*What you will do:* Exactly reproduce each line of the listing that follows.

*Records that describe figures:*

BEGIN

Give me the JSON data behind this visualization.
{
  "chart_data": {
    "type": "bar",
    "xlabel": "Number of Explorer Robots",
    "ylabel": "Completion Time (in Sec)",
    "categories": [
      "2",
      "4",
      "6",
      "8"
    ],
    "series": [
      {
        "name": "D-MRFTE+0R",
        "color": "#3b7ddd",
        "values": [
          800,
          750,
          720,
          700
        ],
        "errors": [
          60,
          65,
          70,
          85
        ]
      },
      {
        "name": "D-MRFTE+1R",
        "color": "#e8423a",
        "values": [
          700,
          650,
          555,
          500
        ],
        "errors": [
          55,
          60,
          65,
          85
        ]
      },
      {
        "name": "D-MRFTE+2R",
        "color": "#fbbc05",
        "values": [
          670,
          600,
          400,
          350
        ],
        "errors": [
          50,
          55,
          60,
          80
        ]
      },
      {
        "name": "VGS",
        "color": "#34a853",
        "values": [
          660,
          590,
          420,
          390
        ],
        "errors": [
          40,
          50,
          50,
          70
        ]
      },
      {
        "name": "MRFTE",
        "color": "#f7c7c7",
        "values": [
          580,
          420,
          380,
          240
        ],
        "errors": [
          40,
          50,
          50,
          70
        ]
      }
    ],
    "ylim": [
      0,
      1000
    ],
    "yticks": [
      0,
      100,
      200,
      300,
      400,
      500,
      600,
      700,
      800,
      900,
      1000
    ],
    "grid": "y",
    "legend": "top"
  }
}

END

*Result of this exercise:*
Give me the JSON data behind this visualization.
{
  "chart_data": {
    "type": "bar",
    "xlabel": "Number of Explorer Robots",
    "ylabel": "Completion Time (in Sec)",
    "categories": [
      "2",
      "4",
      "6",
      "8"
    ],
    "series": [
      {
        "name": "D-MRFTE+0R",
        "color": "#3b7ddd",
        "values": [
          800,
          750,
          720,
          700
        ],
        "errors": [
          60,
          65,
          70,
          85
        ]
      },
      {
        "name": "D-MRFTE+1R",
        "color": "#e8423a",
        "values": [
          700,
          650,
          555,
          500
        ],
        "errors": [
          55,
          60,
          65,
          85
        ]
      },
      {
        "name": "D-MRFTE+2R",
        "color": "#fbbc05",
        "values": [
          670,
          600,
          400,
          350
        ],
        "errors": [
          50,
          55,
          60,
          80
        ]
      },
      {
        "name": "VGS",
        "color": "#34a853",
        "values": [
          660,
          590,
          420,
          390
        ],
        "errors": [
          40,
          50,
          50,
          70
        ]
      },
      {
        "name": "MRFTE",
        "color": "#f7c7c7",
        "values": [
          580,
          420,
          380,
          240
        ],
        "errors": [
          40,
          50,
          50,
          70
        ]
      }
    ],
    "ylim": [
      0,
      1000
    ],
    "yticks": [
      0,
      100,
      200,
      300,
      400,
      500,
      600,
      700,
      800,
      900,
      1000
    ],
    "grid": "y",
    "legend": "top"
  }
}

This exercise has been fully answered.